====== Recorded information ======

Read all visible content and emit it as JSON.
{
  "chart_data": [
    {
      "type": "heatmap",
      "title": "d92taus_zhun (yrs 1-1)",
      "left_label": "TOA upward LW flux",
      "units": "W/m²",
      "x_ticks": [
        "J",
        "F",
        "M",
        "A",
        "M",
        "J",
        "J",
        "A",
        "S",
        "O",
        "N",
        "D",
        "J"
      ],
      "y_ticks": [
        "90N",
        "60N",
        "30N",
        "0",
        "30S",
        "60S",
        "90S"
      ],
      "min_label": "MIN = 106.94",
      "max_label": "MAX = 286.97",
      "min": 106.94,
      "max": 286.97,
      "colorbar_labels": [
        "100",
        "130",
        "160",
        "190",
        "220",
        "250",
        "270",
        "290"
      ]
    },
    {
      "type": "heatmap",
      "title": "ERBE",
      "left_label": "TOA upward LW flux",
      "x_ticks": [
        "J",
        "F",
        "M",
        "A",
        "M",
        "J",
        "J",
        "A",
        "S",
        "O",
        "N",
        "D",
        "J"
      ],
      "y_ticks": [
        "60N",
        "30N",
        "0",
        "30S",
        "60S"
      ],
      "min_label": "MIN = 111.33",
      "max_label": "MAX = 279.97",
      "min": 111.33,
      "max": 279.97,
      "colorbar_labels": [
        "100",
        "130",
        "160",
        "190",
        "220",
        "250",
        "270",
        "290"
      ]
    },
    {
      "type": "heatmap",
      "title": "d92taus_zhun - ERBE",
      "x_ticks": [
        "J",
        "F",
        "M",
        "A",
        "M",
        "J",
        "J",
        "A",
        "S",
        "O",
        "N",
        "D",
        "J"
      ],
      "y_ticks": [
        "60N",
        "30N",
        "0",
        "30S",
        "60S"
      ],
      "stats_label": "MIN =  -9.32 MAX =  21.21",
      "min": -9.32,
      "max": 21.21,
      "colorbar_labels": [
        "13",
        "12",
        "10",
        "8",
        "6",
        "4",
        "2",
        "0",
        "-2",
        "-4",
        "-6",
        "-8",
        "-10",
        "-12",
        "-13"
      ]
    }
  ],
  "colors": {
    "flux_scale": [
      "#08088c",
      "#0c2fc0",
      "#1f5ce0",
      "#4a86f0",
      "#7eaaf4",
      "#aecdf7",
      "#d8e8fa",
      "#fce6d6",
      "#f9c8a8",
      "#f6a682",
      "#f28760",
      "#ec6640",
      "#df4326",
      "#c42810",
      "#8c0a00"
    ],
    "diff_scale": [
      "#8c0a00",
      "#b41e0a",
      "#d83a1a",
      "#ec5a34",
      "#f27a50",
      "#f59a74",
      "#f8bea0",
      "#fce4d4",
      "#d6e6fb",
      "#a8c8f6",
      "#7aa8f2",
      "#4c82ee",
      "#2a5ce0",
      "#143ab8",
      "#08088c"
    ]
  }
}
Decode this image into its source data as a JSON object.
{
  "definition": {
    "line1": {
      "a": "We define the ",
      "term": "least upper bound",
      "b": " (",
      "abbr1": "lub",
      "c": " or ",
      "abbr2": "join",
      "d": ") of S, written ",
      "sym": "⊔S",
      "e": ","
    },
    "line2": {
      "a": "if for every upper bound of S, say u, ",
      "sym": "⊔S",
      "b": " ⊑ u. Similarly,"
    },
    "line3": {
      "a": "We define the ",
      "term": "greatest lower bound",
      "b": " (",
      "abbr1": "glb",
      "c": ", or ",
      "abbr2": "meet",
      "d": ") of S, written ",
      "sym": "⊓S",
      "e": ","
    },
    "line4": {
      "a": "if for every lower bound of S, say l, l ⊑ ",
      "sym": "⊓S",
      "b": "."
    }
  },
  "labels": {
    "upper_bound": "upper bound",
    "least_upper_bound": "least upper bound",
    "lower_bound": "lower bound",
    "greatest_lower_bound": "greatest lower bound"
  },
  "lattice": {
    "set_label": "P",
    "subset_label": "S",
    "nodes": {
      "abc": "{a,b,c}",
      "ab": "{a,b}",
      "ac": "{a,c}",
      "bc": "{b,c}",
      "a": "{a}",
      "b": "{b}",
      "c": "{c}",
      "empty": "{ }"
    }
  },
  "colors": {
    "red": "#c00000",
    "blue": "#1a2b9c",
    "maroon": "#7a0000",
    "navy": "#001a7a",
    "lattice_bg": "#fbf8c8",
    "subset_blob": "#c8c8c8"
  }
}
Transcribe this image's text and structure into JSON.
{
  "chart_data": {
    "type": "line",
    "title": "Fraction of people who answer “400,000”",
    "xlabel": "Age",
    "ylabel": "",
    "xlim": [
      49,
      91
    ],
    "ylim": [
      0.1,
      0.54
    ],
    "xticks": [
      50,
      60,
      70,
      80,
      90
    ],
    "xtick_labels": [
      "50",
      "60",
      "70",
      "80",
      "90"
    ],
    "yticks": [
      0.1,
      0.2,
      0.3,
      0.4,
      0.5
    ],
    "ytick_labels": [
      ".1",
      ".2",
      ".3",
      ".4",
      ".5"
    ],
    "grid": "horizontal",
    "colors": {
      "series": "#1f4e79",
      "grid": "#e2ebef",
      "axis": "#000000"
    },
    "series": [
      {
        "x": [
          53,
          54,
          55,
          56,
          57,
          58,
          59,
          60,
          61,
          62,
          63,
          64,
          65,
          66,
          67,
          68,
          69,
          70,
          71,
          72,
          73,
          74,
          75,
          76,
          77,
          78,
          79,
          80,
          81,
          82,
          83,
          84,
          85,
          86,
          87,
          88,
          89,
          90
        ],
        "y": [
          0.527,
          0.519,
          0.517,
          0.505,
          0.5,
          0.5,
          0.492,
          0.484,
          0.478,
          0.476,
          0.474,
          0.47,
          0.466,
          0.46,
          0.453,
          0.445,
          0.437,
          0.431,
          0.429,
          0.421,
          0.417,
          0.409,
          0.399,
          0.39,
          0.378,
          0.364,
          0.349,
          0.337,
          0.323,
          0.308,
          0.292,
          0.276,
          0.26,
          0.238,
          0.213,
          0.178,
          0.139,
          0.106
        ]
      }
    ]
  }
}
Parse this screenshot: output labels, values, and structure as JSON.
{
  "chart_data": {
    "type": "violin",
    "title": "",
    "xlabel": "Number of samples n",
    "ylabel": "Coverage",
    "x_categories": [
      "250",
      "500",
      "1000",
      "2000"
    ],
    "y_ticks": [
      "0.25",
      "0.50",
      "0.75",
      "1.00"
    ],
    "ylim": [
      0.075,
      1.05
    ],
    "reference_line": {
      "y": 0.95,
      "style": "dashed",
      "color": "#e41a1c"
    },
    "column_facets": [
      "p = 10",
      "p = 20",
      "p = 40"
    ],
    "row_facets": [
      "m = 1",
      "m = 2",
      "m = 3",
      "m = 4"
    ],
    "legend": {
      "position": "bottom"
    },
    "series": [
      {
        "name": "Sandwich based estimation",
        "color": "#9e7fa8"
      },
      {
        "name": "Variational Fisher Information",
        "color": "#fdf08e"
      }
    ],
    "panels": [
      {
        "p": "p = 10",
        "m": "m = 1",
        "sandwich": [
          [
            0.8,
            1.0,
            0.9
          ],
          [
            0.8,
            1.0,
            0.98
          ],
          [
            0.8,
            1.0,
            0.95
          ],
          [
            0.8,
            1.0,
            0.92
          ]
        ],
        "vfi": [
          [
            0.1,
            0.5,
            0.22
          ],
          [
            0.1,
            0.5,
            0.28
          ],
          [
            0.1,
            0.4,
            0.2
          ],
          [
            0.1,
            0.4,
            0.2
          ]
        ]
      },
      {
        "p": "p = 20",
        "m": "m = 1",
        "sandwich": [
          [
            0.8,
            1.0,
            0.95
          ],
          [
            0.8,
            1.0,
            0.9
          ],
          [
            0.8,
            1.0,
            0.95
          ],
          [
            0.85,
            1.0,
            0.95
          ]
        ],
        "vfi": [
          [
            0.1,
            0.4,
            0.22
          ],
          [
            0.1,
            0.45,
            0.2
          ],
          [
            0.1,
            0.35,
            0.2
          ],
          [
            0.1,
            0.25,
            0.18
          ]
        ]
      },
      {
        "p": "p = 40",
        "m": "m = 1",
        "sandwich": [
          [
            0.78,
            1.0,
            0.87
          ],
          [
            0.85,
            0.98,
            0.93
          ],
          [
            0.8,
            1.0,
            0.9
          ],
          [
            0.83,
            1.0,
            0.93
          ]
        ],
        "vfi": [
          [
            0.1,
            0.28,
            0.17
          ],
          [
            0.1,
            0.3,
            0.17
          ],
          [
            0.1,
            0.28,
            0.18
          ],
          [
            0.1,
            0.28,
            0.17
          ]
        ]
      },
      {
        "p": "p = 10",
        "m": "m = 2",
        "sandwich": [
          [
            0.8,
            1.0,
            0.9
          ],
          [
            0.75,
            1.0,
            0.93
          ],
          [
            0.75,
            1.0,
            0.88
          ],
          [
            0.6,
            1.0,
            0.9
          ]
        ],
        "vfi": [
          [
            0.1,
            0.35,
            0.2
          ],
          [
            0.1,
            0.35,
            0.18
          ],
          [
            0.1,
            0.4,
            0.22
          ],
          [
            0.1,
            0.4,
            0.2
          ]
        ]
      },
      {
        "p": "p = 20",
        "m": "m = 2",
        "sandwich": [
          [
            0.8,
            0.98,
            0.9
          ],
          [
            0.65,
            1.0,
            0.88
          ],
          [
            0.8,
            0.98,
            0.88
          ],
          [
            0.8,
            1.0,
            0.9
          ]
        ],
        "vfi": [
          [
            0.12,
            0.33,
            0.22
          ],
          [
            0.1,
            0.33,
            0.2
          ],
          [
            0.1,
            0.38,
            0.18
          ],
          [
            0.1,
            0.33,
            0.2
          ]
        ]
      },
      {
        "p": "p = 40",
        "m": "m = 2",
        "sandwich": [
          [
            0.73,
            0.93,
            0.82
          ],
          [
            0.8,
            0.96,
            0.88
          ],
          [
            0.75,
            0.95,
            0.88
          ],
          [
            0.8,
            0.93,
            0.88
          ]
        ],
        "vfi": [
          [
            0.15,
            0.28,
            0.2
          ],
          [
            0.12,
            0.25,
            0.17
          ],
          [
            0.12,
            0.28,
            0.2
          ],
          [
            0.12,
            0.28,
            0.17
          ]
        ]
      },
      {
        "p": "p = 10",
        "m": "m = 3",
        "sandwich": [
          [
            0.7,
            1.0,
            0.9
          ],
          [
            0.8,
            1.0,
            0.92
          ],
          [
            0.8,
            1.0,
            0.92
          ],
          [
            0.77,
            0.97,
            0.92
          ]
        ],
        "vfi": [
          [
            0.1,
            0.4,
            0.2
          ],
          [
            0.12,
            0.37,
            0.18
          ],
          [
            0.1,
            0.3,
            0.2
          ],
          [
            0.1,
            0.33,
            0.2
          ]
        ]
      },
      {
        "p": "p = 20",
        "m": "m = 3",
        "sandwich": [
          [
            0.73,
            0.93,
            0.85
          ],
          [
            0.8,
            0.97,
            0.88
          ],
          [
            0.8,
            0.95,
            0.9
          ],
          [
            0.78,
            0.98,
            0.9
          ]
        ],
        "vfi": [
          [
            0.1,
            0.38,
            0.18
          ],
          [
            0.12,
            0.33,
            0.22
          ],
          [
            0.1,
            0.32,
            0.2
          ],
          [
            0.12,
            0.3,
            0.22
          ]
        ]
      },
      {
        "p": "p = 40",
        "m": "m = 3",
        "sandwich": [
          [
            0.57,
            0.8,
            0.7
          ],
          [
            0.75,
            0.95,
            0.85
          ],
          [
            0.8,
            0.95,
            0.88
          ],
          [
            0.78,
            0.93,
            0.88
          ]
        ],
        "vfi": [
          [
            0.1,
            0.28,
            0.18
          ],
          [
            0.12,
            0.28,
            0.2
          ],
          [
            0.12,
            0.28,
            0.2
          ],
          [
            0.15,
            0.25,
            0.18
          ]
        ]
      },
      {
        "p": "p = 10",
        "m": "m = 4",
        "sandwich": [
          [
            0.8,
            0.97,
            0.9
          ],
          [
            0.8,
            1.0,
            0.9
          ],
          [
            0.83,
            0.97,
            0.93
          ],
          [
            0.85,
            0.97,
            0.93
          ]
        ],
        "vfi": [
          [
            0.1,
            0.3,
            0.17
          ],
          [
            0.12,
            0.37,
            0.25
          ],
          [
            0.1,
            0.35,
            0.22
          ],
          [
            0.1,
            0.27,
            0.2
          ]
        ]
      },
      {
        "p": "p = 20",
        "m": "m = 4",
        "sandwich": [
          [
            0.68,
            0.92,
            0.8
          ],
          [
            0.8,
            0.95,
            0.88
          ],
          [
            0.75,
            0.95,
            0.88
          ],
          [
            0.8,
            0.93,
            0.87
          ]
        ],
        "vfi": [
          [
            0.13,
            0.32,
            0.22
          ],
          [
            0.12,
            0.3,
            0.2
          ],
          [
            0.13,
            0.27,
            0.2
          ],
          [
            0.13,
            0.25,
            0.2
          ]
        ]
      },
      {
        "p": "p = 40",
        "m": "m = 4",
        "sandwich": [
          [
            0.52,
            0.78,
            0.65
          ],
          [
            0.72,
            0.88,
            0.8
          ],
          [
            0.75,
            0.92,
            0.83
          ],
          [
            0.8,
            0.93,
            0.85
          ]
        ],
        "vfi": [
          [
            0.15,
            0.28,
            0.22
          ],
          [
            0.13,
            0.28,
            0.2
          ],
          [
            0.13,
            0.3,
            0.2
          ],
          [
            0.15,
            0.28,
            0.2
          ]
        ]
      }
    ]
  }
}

======

◆ Short exercise
Check each line in the records for the word "greatest" and say how many have it, with nothing else.

◆ Task response
2